> To do
No images are to be carried over; print all other material exactly as it stands.

> Data for this exercise
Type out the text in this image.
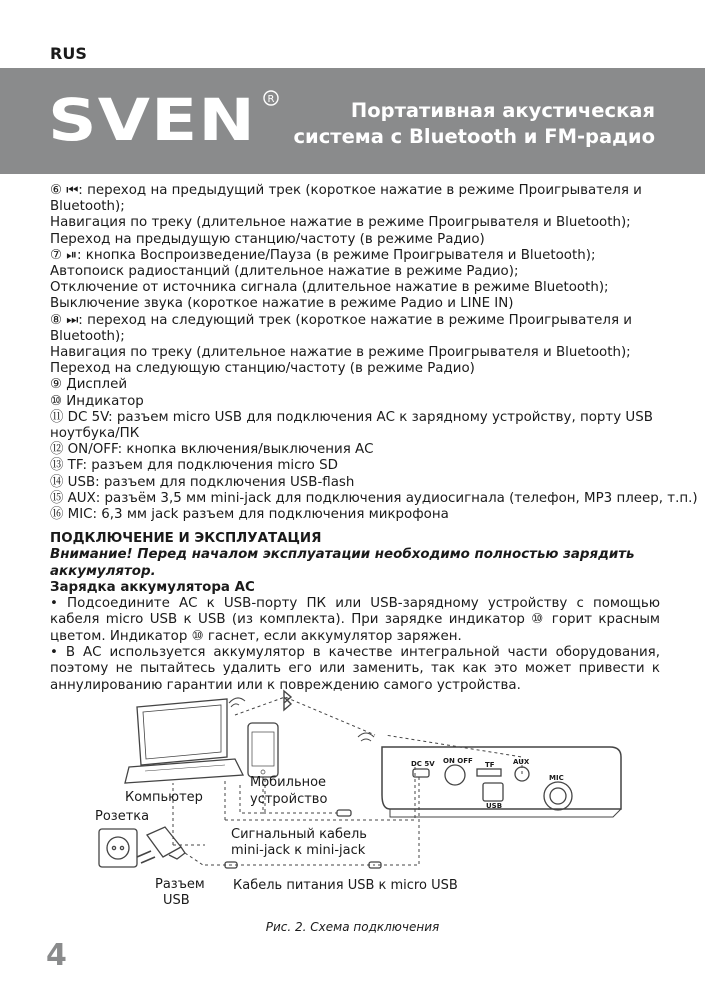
RUS
SVEN R	Портативная акустическая
система с Bluetooth и FM-радио
⑥ ⏮: переход на предыдущий трек (короткое нажатие в режиме Проигрывателя и
Bluetooth);
Навигация по треку (длительное нажатие в режиме Проигрывателя и Bluetooth);
Переход на предыдущую станцию/частоту (в режиме Радио)
⑦ ⏯: кнопка Воспроизведение/Пауза (в режиме Проигрывателя и Bluetooth);
Автопоиск радиостанций (длительное нажатие в режиме Радио);
Отключение от источника сигнала (длительное нажатие в режиме Bluetooth);
Выключение звука (короткое нажатие в режиме Радио и LINE IN)
⑧ ⏭: переход на следующий трек (короткое нажатие в режиме Проигрывателя и
Bluetooth);
Навигация по треку (длительное нажатие в режиме Проигрывателя и Bluetooth);
Переход на следующую станцию/частоту (в режиме Радио)
⑨ Дисплей
⑩ Индикатор
⑪ DC 5V: разъем micro USB для подключения АС к зарядному устройству, порту USB
ноутбука/ПК
⑫ ON/OFF: кнопка включения/выключения АС
⑬ TF: разъем для подключения micro SD
⑭ USB: разъем для подключения USB-flash
⑮ AUX: разъём 3,5 мм mini-jack для подключения аудиосигнала (телефон, MP3 плеер, т.п.)
⑯ MIC: 6,3 мм jack разъем для подключения микрофона
ПОДКЛЮЧЕНИЕ И ЭКСПЛУАТАЦИЯ
Внимание! Перед началом эксплуатации необходимо полностью зарядить аккумулятор.
Зарядка аккумулятора АС
• Подсоедините АС к USB-порту ПК или USB-зарядному устройству с помощью кабеля micro USB к USB (из комплекта). При зарядке индикатор ⑩ горит красным цветом. Индикатор ⑩ гаснет, если аккумулятор заряжен.
• В АС используется аккумулятор в качестве интегральной части оборудования, поэтому не пытайтесь удалить его или заменить, так как это может привести к аннулированию гарантии или к повреждению самого устройства.
Компьютер
Мобильное
устройство
Розетка
Сигнальный кабель
mini-jack к mini-jack
Разъем
USB
Кабель питания USB к micro USB
DC 5V ON OFF TF	AUX
USB
MIC
Рис. 2. Схема подключения
4
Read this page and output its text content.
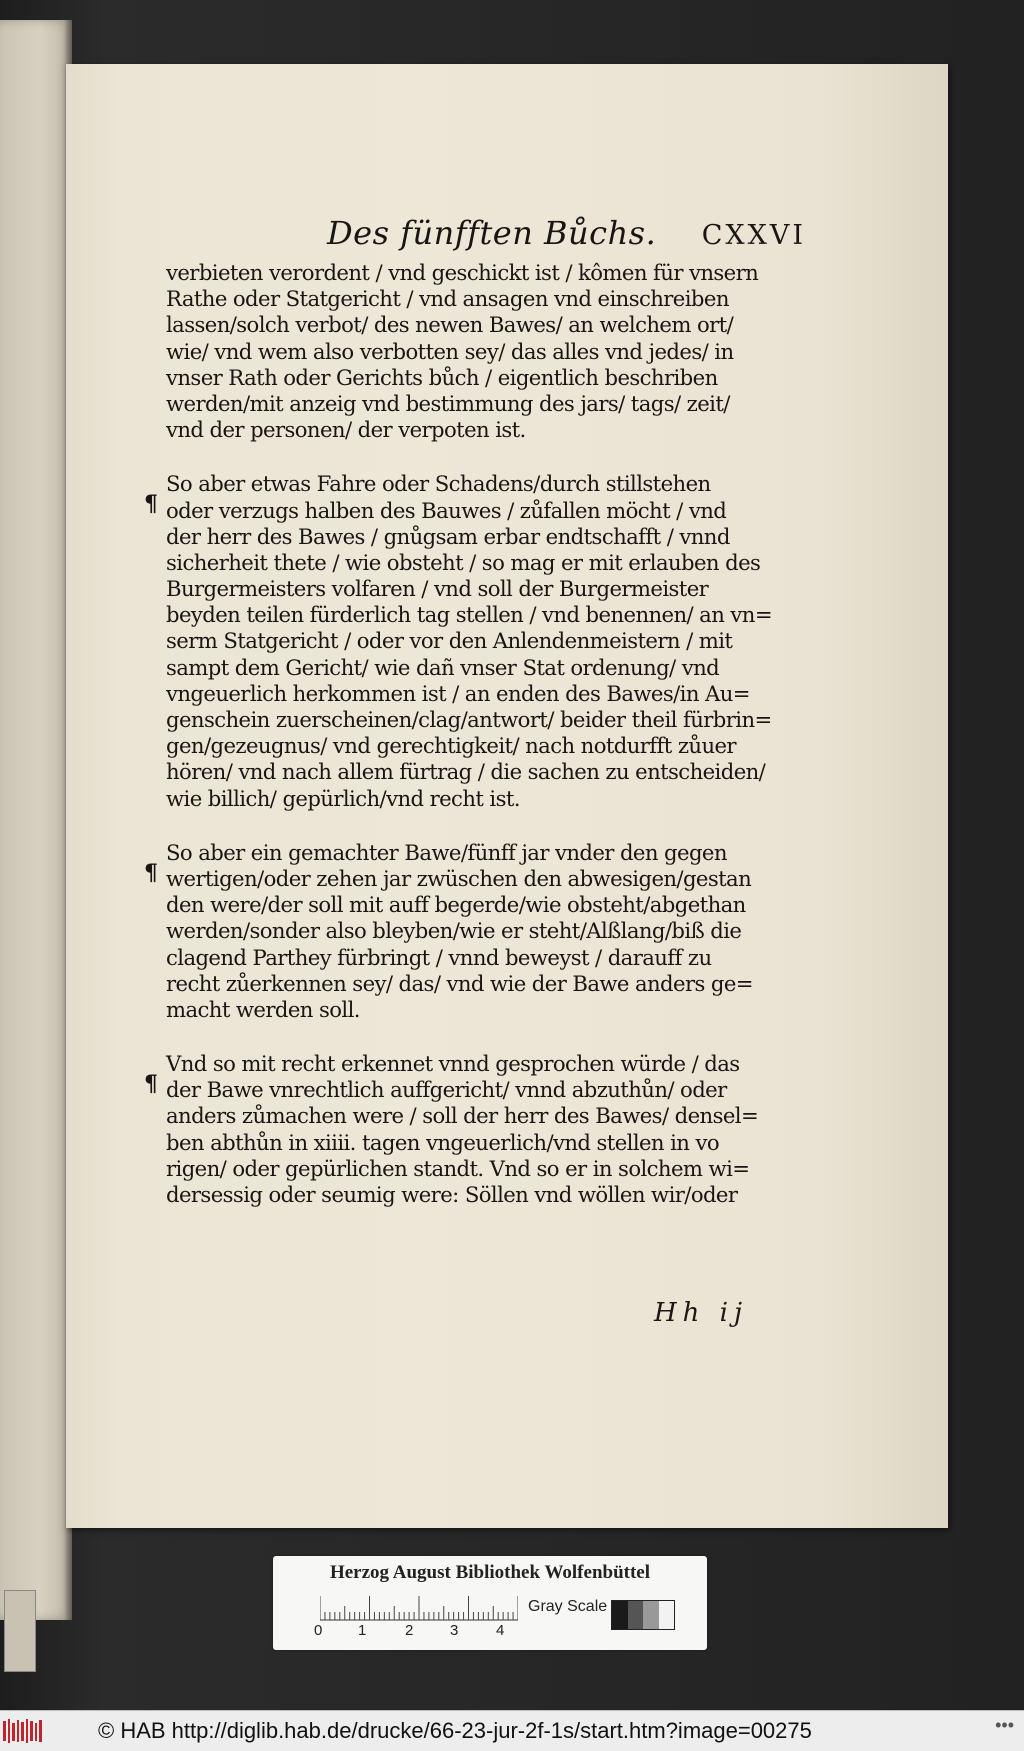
Des fünfften Bůchs. CXXVI
verbieten verordent / vnd geschickt ist / kômen für vnsern
Rathe oder Statgericht / vnd ansagen vnd einschreiben
lassen/solch verbot/ des newen Bawes/ an welchem ort/
wie/ vnd wem also verbotten sey/ das alles vnd jedes/ in
vnser Rath oder Gerichts bůch / eigentlich beschriben
werden/mit anzeig vnd bestimmung des jars/ tags/ zeit/
vnd der personen/ der verpoten ist.
¶
So aber etwas Fahre oder Schadens/durch stillstehen
oder verzugs halben des Bauwes / zůfallen möcht / vnd
der herr des Bawes / gnůgsam erbar endtschafft / vnnd
sicherheit thete / wie obsteht / so mag er mit erlauben des
Burgermeisters volfaren / vnd soll der Burgermeister
beyden teilen fürderlich tag stellen / vnd benennen/ an vn=
serm Statgericht / oder vor den Anlendenmeistern / mit
sampt dem Gericht/ wie dañ vnser Stat ordenung/ vnd
vngeuerlich herkommen ist / an enden des Bawes/in Au=
genschein zuerscheinen/clag/antwort/ beider theil fürbrin=
gen/gezeugnus/ vnd gerechtigkeit/ nach notdurfft zůuer
hören/ vnd nach allem fürtrag / die sachen zu entscheiden/
wie billich/ gepürlich/vnd recht ist.
¶
So aber ein gemachter Bawe/fünff jar vnder den gegen
wertigen/oder zehen jar zwüschen den abwesigen/gestan
den were/der soll mit auff begerde/wie obsteht/abgethan
werden/sonder also bleyben/wie er steht/Alßlang/biß die
clagend Parthey fürbringt / vnnd beweyst / darauff zu
recht zůerkennen sey/ das/ vnd wie der Bawe anders ge=
macht werden soll.
¶
Vnd so mit recht erkennet vnnd gesprochen würde / das
der Bawe vnrechtlich auffgericht/ vnnd abzuthůn/ oder
anders zůmachen were / soll der herr des Bawes/ densel=
ben abthůn in xiiii. tagen vngeuerlich/vnd stellen in vo
rigen/ oder gepürlichen standt. Vnd so er in solchem wi=
dersessig oder seumig were: Söllen vnd wöllen wir/oder
Hh ij
Herzog August Bibliothek Wolfenbüttel
0 1	2 3	4
Gray Scale
© HAB http://diglib.hab.de/drucke/66-23-jur-2f-1s/start.htm?image=00275	•••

> Solution to this task
Type out the text in this image.
RUS
SVEN R	Портативная акустическая
система с Bluetooth и FM-радио
⑥ ⏮: переход на предыдущий трек (короткое нажатие в режиме Проигрывателя и
Bluetooth);
Навигация по треку (длительное нажатие в режиме Проигрывателя и Bluetooth);
Переход на предыдущую станцию/частоту (в режиме Радио)
⑦ ⏯: кнопка Воспроизведение/Пауза (в режиме Проигрывателя и Bluetooth);
Автопоиск радиостанций (длительное нажатие в режиме Радио);
Отключение от источника сигнала (длительное нажатие в режиме Bluetooth);
Выключение звука (короткое нажатие в режиме Радио и LINE IN)
⑧ ⏭: переход на следующий трек (короткое нажатие в режиме Проигрывателя и
Bluetooth);
Навигация по треку (длительное нажатие в режиме Проигрывателя и Bluetooth);
Переход на следующую станцию/частоту (в режиме Радио)
⑨ Дисплей
⑩ Индикатор
⑪ DC 5V: разъем micro USB для подключения АС к зарядному устройству, порту USB
ноутбука/ПК
⑫ ON/OFF: кнопка включения/выключения АС
⑬ TF: разъем для подключения micro SD
⑭ USB: разъем для подключения USB-flash
⑮ AUX: разъём 3,5 мм mini-jack для подключения аудиосигнала (телефон, MP3 плеер, т.п.)
⑯ MIC: 6,3 мм jack разъем для подключения микрофона
ПОДКЛЮЧЕНИЕ И ЭКСПЛУАТАЦИЯ
Внимание! Перед началом эксплуатации необходимо полностью зарядить аккумулятор.
Зарядка аккумулятора АС
• Подсоедините АС к USB-порту ПК или USB-зарядному устройству с помощью кабеля micro USB к USB (из комплекта). При зарядке индикатор ⑩ горит красным цветом. Индикатор ⑩ гаснет, если аккумулятор заряжен.
• В АС используется аккумулятор в качестве интегральной части оборудования, поэтому не пытайтесь удалить его или заменить, так как это может привести к аннулированию гарантии или к повреждению самого устройства.
Компьютер
Мобильное
устройство
Розетка
Сигнальный кабель
mini-jack к mini-jack
Разъем
USB
Кабель питания USB к micro USB
DC 5V ON OFF TF	AUX
USB
MIC
Рис. 2. Схема подключения
4
Read this page and output its text content.
Des fünfften Bůchs. CXXVI
verbieten verordent / vnd geschickt ist / kômen für vnsern
Rathe oder Statgericht / vnd ansagen vnd einschreiben
lassen/solch verbot/ des newen Bawes/ an welchem ort/
wie/ vnd wem also verbotten sey/ das alles vnd jedes/ in
vnser Rath oder Gerichts bůch / eigentlich beschriben
werden/mit anzeig vnd bestimmung des jars/ tags/ zeit/
vnd der personen/ der verpoten ist.
¶
So aber etwas Fahre oder Schadens/durch stillstehen
oder verzugs halben des Bauwes / zůfallen möcht / vnd
der herr des Bawes / gnůgsam erbar endtschafft / vnnd
sicherheit thete / wie obsteht / so mag er mit erlauben des
Burgermeisters volfaren / vnd soll der Burgermeister
beyden teilen fürderlich tag stellen / vnd benennen/ an vn=
serm Statgericht / oder vor den Anlendenmeistern / mit
sampt dem Gericht/ wie dañ vnser Stat ordenung/ vnd
vngeuerlich herkommen ist / an enden des Bawes/in Au=
genschein zuerscheinen/clag/antwort/ beider theil fürbrin=
gen/gezeugnus/ vnd gerechtigkeit/ nach notdurfft zůuer
hören/ vnd nach allem fürtrag / die sachen zu entscheiden/
wie billich/ gepürlich/vnd recht ist.
¶
So aber ein gemachter Bawe/fünff jar vnder den gegen
wertigen/oder zehen jar zwüschen den abwesigen/gestan
den were/der soll mit auff begerde/wie obsteht/abgethan
werden/sonder also bleyben/wie er steht/Alßlang/biß die
clagend Parthey fürbringt / vnnd beweyst / darauff zu
recht zůerkennen sey/ das/ vnd wie der Bawe anders ge=
macht werden soll.
¶
Vnd so mit recht erkennet vnnd gesprochen würde / das
der Bawe vnrechtlich auffgericht/ vnnd abzuthůn/ oder
anders zůmachen were / soll der herr des Bawes/ densel=
ben abthůn in xiiii. tagen vngeuerlich/vnd stellen in vo
rigen/ oder gepürlichen standt. Vnd so er in solchem wi=
dersessig oder seumig were: Söllen vnd wöllen wir/oder
Hh ij
Herzog August Bibliothek Wolfenbüttel
0 1	2 3	4
Gray Scale
© HAB http://diglib.hab.de/drucke/66-23-jur-2f-1s/start.htm?image=00275	•••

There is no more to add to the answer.